■ Directive: Your task is to extract every entry that follows word for word while excluding the pictures.

+---+

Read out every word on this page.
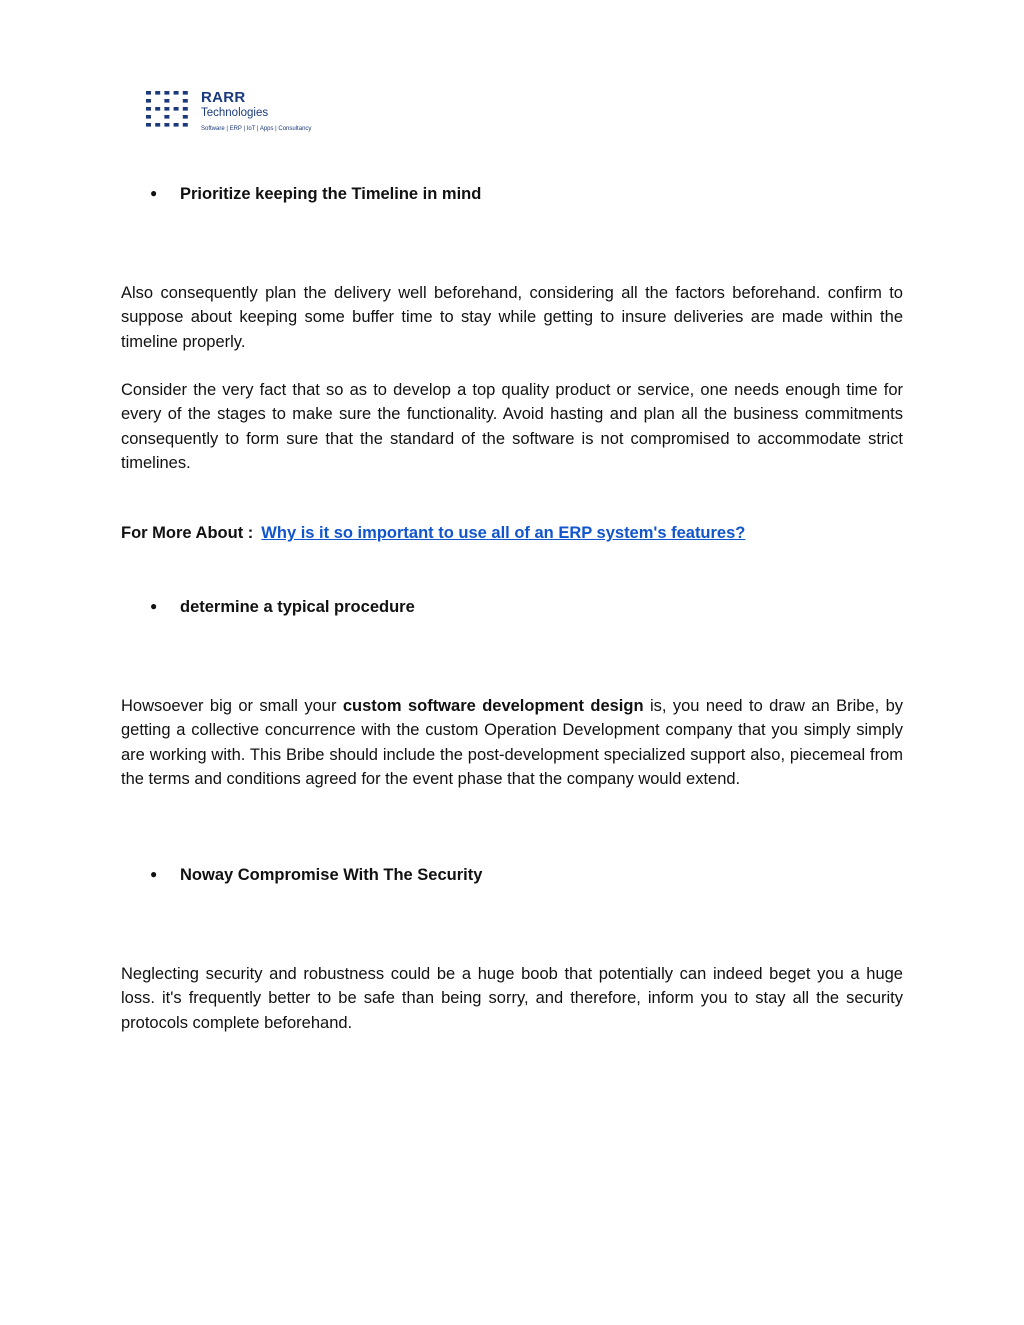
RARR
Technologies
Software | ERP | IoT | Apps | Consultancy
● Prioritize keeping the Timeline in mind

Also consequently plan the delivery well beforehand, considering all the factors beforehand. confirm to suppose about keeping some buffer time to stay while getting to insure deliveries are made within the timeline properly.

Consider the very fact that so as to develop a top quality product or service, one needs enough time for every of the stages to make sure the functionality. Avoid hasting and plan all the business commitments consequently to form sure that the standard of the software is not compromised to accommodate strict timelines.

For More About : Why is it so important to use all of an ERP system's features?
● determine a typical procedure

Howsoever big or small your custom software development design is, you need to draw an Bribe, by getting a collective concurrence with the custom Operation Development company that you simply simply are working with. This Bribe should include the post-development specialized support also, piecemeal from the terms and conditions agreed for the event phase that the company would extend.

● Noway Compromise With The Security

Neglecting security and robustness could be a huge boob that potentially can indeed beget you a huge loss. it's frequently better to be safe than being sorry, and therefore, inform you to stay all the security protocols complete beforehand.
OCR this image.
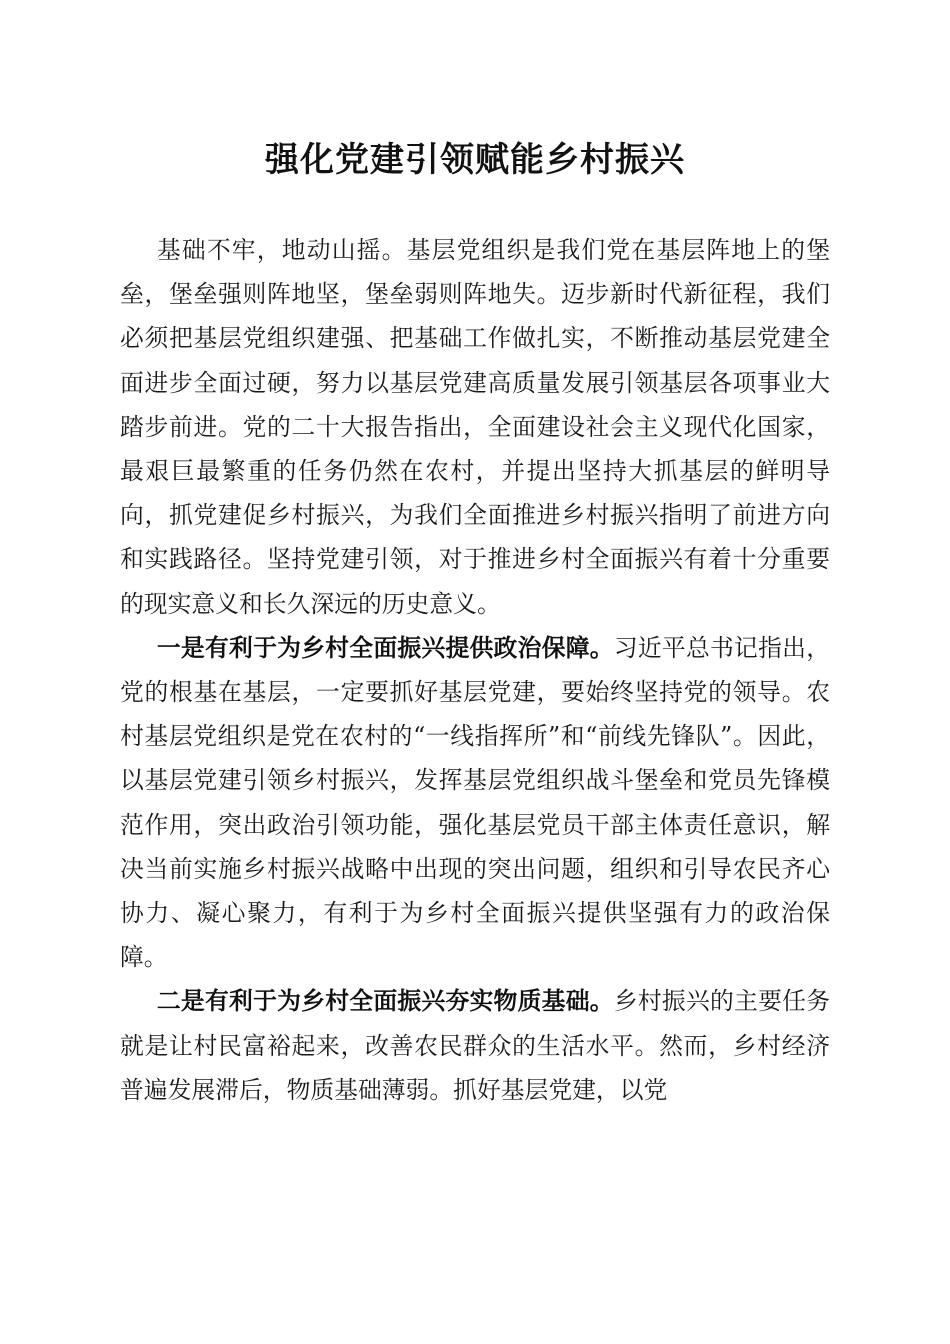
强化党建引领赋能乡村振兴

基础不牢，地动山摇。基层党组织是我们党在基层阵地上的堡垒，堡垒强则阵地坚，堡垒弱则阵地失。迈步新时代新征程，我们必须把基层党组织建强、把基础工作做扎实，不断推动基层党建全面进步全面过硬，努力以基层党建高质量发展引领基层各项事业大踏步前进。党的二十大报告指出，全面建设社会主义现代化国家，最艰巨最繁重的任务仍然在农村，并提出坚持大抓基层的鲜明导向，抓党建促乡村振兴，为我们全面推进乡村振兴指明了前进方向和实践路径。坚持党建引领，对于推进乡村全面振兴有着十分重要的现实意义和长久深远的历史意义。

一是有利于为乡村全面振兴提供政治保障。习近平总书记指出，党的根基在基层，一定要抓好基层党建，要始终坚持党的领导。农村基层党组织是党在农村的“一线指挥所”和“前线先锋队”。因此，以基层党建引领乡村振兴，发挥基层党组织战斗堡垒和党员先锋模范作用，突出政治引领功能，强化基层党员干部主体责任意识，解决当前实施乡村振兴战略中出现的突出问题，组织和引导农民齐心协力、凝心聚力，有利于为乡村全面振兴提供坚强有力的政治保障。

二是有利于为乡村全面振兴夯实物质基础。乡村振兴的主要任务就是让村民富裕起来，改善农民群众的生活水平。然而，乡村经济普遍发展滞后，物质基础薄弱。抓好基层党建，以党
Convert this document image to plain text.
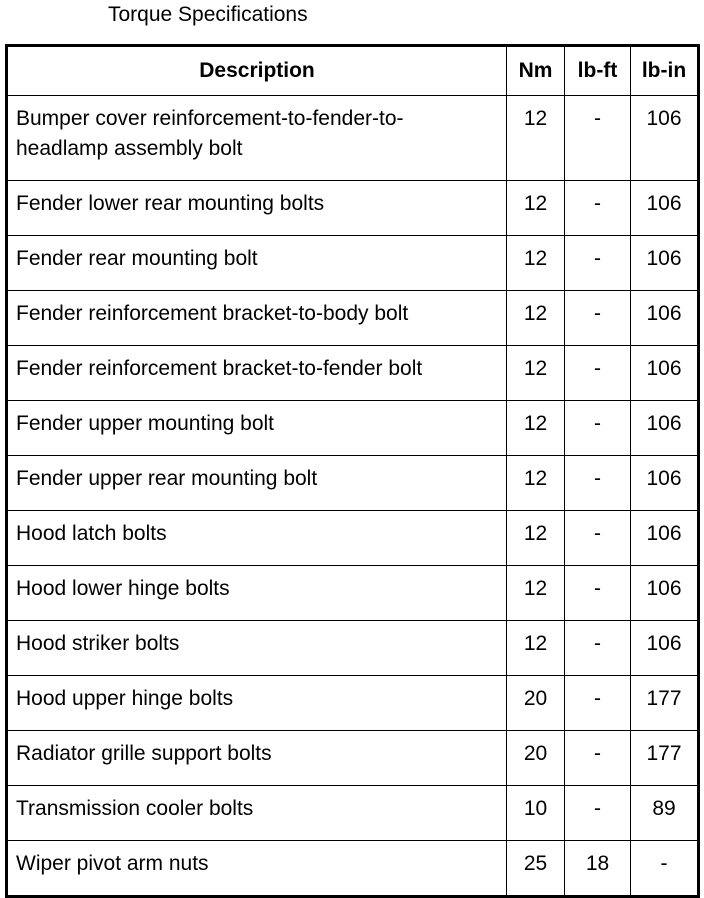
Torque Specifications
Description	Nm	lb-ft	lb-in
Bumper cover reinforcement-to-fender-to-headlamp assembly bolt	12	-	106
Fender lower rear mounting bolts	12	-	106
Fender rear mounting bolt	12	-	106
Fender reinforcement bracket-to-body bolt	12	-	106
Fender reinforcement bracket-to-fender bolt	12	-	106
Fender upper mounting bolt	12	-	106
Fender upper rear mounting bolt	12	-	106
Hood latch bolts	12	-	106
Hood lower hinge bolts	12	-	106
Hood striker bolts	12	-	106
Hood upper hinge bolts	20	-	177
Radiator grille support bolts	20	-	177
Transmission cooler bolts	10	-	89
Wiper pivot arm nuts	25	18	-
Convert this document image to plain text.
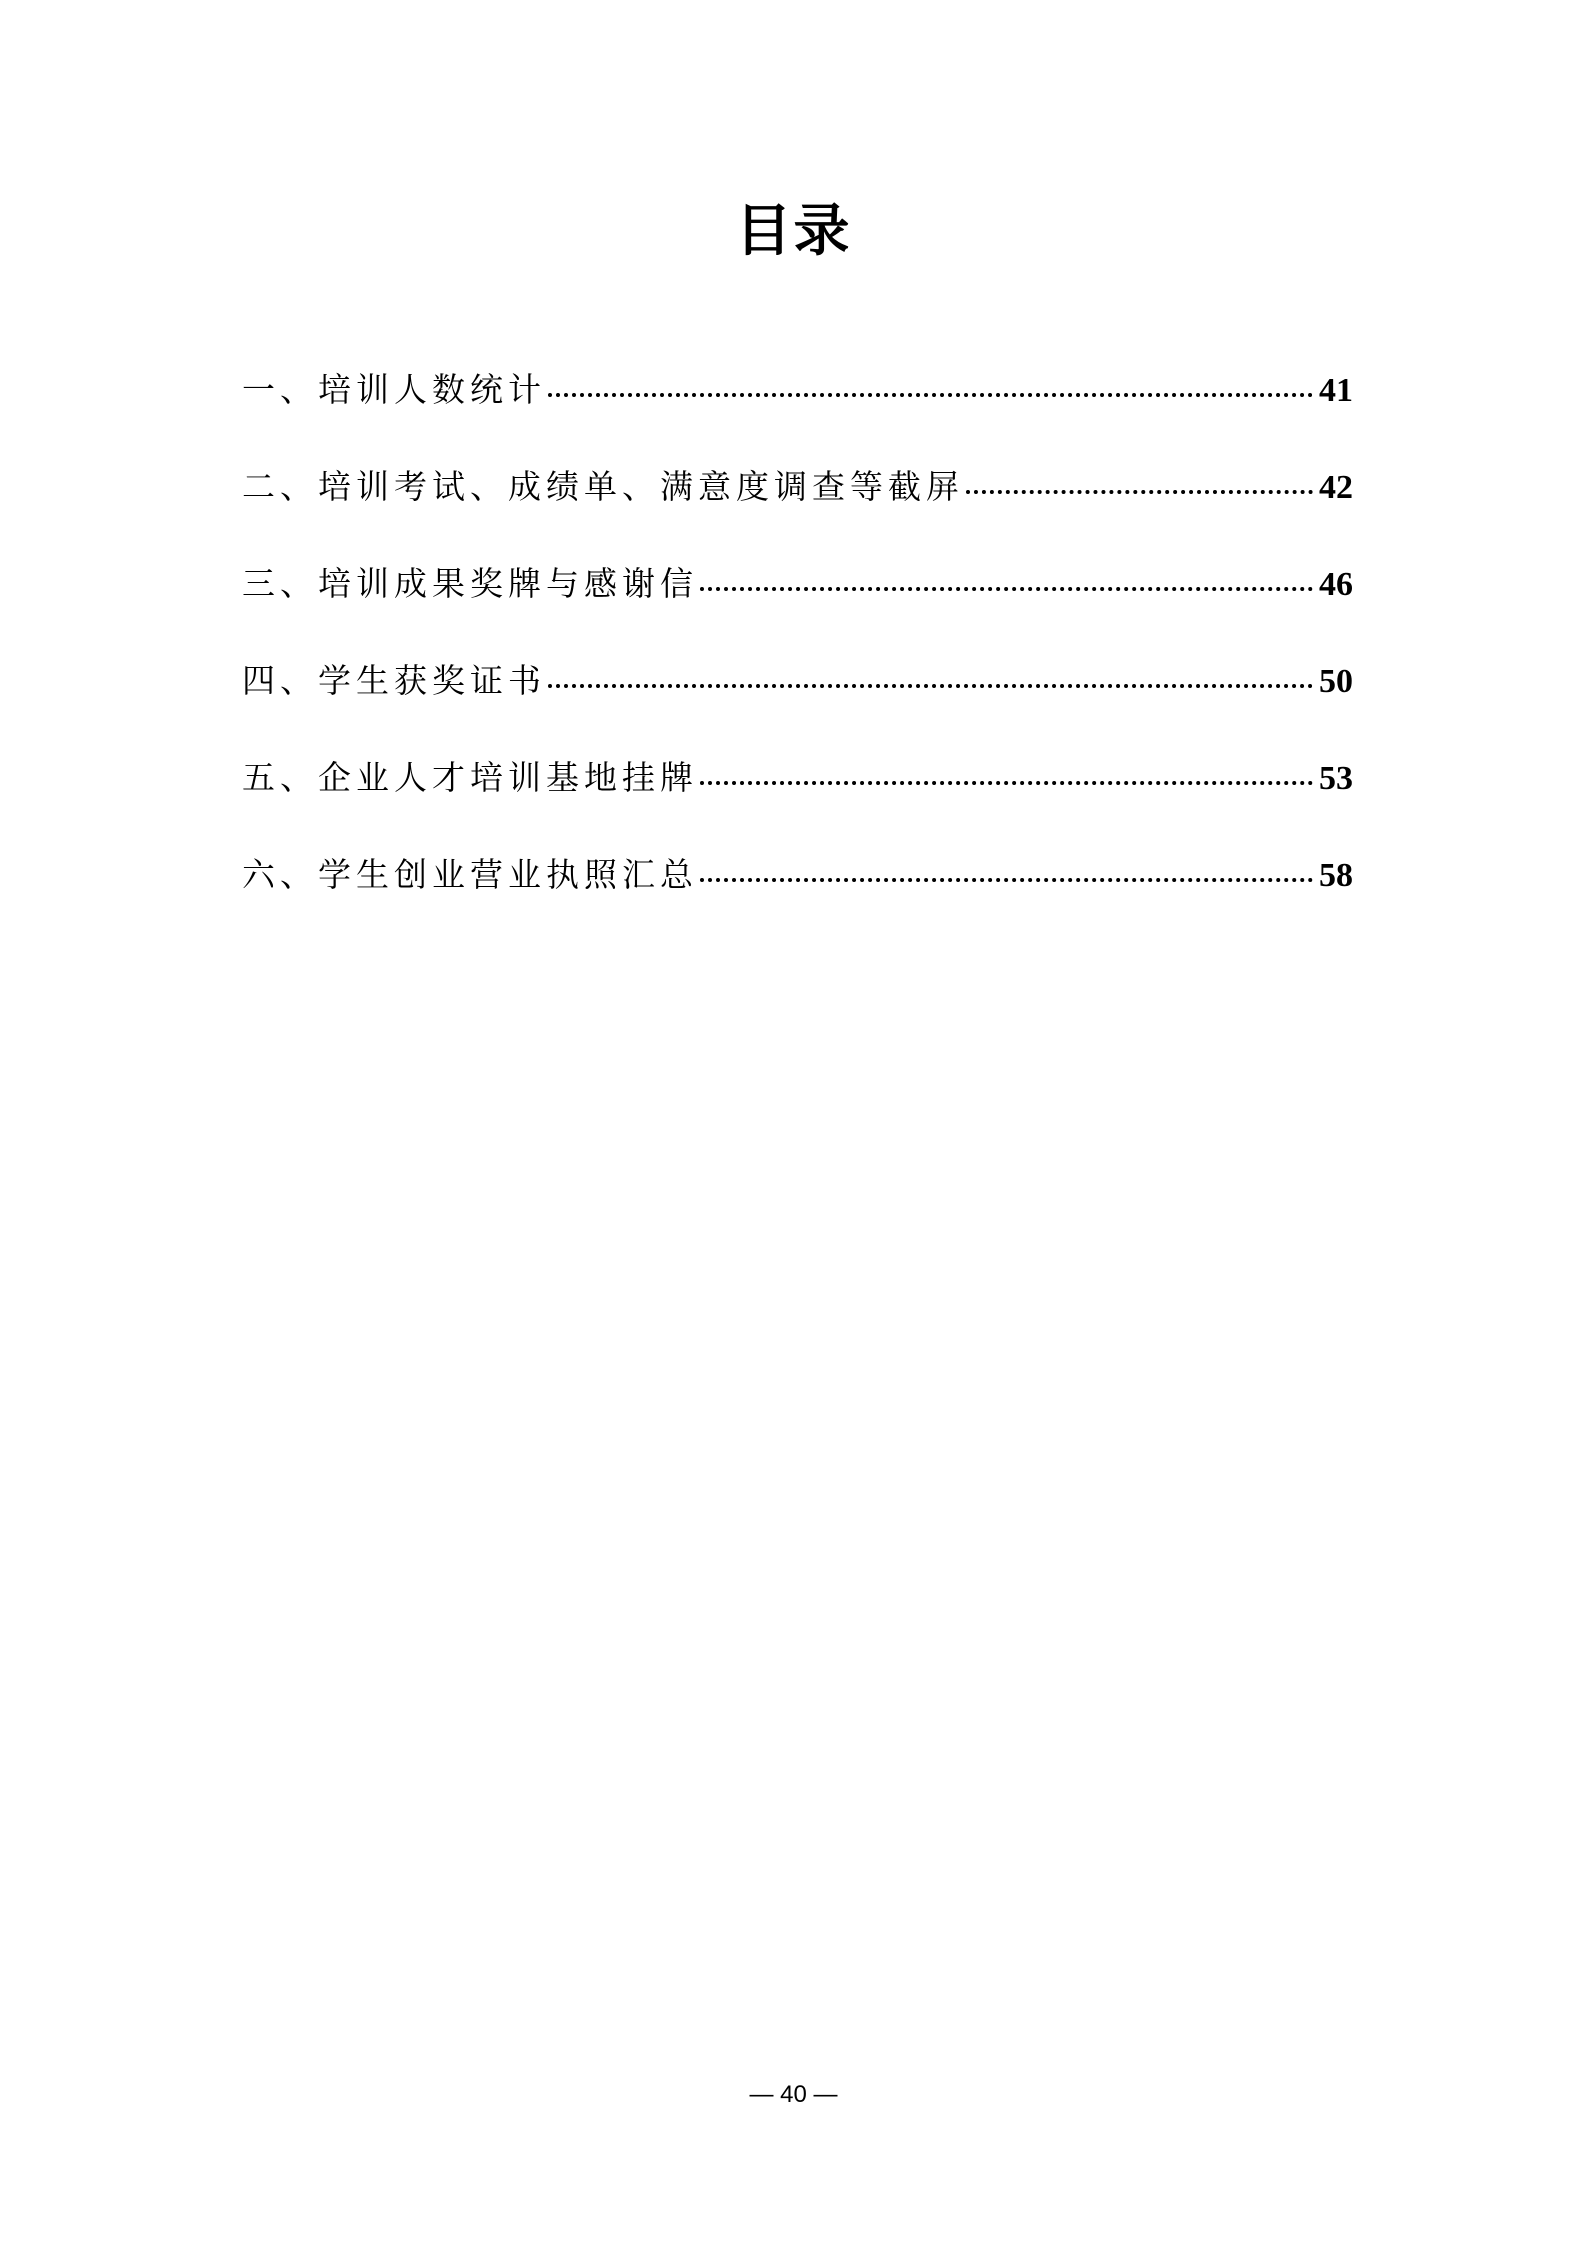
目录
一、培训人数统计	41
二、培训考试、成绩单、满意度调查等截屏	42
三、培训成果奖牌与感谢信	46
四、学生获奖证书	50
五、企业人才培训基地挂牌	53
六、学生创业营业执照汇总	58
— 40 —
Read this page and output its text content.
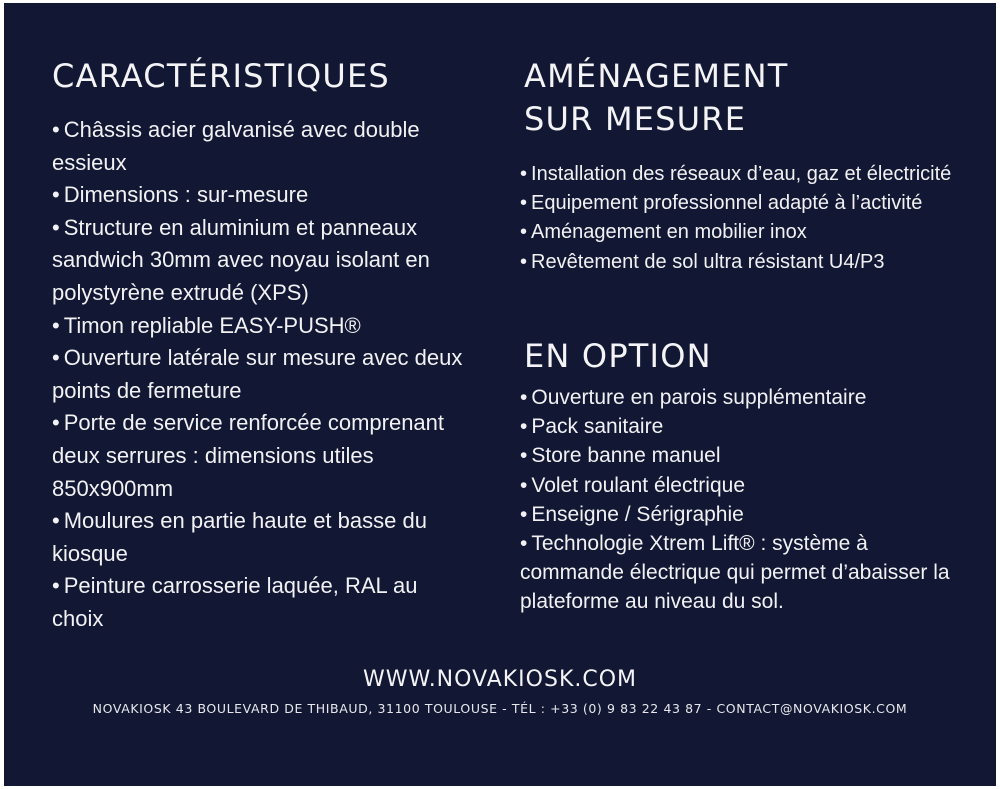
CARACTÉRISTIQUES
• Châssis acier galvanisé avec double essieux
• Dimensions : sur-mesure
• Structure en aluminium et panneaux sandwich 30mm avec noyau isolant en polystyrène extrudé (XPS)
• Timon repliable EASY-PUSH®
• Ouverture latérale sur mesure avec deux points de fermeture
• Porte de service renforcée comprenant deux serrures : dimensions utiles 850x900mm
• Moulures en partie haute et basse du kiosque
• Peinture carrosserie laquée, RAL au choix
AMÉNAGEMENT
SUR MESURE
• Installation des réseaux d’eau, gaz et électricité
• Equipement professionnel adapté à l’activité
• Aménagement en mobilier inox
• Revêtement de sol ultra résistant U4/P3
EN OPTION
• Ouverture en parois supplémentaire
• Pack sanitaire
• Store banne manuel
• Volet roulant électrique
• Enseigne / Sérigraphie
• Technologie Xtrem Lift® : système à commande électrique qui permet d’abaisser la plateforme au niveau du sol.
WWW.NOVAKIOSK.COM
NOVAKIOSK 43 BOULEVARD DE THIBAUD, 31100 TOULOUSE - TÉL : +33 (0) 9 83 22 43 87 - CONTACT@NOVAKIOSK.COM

+---+

■ Solution for this problem:
Read out every word on this page.
RARR
Technologies
Software | ERP | IoT | Apps | Consultancy
● Prioritize keeping the Timeline in mind

Also consequently plan the delivery well beforehand, considering all the factors beforehand. confirm to suppose about keeping some buffer time to stay while getting to insure deliveries are made within the timeline properly.

Consider the very fact that so as to develop a top quality product or service, one needs enough time for every of the stages to make sure the functionality. Avoid hasting and plan all the business commitments consequently to form sure that the standard of the software is not compromised to accommodate strict timelines.

For More About : Why is it so important to use all of an ERP system's features?
● determine a typical procedure

Howsoever big or small your custom software development design is, you need to draw an Bribe, by getting a collective concurrence with the custom Operation Development company that you simply simply are working with. This Bribe should include the post-development specialized support also, piecemeal from the terms and conditions agreed for the event phase that the company would extend.

● Noway Compromise With The Security

Neglecting security and robustness could be a huge boob that potentially can indeed beget you a huge loss. it's frequently better to be safe than being sorry, and therefore, inform you to stay all the security protocols complete beforehand.
OCR this image.
强化党建引领赋能乡村振兴

基础不牢，地动山摇。基层党组织是我们党在基层阵地上的堡垒，堡垒强则阵地坚，堡垒弱则阵地失。迈步新时代新征程，我们必须把基层党组织建强、把基础工作做扎实，不断推动基层党建全面进步全面过硬，努力以基层党建高质量发展引领基层各项事业大踏步前进。党的二十大报告指出，全面建设社会主义现代化国家，最艰巨最繁重的任务仍然在农村，并提出坚持大抓基层的鲜明导向，抓党建促乡村振兴，为我们全面推进乡村振兴指明了前进方向和实践路径。坚持党建引领，对于推进乡村全面振兴有着十分重要的现实意义和长久深远的历史意义。

一是有利于为乡村全面振兴提供政治保障。习近平总书记指出，党的根基在基层，一定要抓好基层党建，要始终坚持党的领导。农村基层党组织是党在农村的“一线指挥所”和“前线先锋队”。因此，以基层党建引领乡村振兴，发挥基层党组织战斗堡垒和党员先锋模范作用，突出政治引领功能，强化基层党员干部主体责任意识，解决当前实施乡村振兴战略中出现的突出问题，组织和引导农民齐心协力、凝心聚力，有利于为乡村全面振兴提供坚强有力的政治保障。

二是有利于为乡村全面振兴夯实物质基础。乡村振兴的主要任务就是让村民富裕起来，改善农民群众的生活水平。然而，乡村经济普遍发展滞后，物质基础薄弱。抓好基层党建，以党
Convert this document image to plain text.
Torque Specifications
Description	Nm	lb-ft	lb-in
Bumper cover reinforcement-to-fender-to-headlamp assembly bolt	12	-	106
Fender lower rear mounting bolts	12	-	106
Fender rear mounting bolt	12	-	106
Fender reinforcement bracket-to-body bolt	12	-	106
Fender reinforcement bracket-to-fender bolt	12	-	106
Fender upper mounting bolt	12	-	106
Fender upper rear mounting bolt	12	-	106
Hood latch bolts	12	-	106
Hood lower hinge bolts	12	-	106
Hood striker bolts	12	-	106
Hood upper hinge bolts	20	-	177
Radiator grille support bolts	20	-	177
Transmission cooler bolts	10	-	89
Wiper pivot arm nuts	25	18	-
Convert this document image to plain text.
目录
一、培训人数统计	41
二、培训考试、成绩单、满意度调查等截屏	42
三、培训成果奖牌与感谢信	46
四、学生获奖证书	50
五、企业人才培训基地挂牌	53
六、学生创业营业执照汇总	58
— 40 —
Read this page and output its text content.
CARACTÉRISTIQUES
• Châssis acier galvanisé avec double essieux
• Dimensions : sur-mesure
• Structure en aluminium et panneaux sandwich 30mm avec noyau isolant en polystyrène extrudé (XPS)
• Timon repliable EASY-PUSH®
• Ouverture latérale sur mesure avec deux points de fermeture
• Porte de service renforcée comprenant deux serrures : dimensions utiles 850x900mm
• Moulures en partie haute et basse du kiosque
• Peinture carrosserie laquée, RAL au choix
AMÉNAGEMENT
SUR MESURE
• Installation des réseaux d’eau, gaz et électricité
• Equipement professionnel adapté à l’activité
• Aménagement en mobilier inox
• Revêtement de sol ultra résistant U4/P3
EN OPTION
• Ouverture en parois supplémentaire
• Pack sanitaire
• Store banne manuel
• Volet roulant électrique
• Enseigne / Sérigraphie
• Technologie Xtrem Lift® : système à commande électrique qui permet d’abaisser la plateforme au niveau du sol.
WWW.NOVAKIOSK.COM
NOVAKIOSK 43 BOULEVARD DE THIBAUD, 31100 TOULOUSE - TÉL : +33 (0) 9 83 22 43 87 - CONTACT@NOVAKIOSK.COM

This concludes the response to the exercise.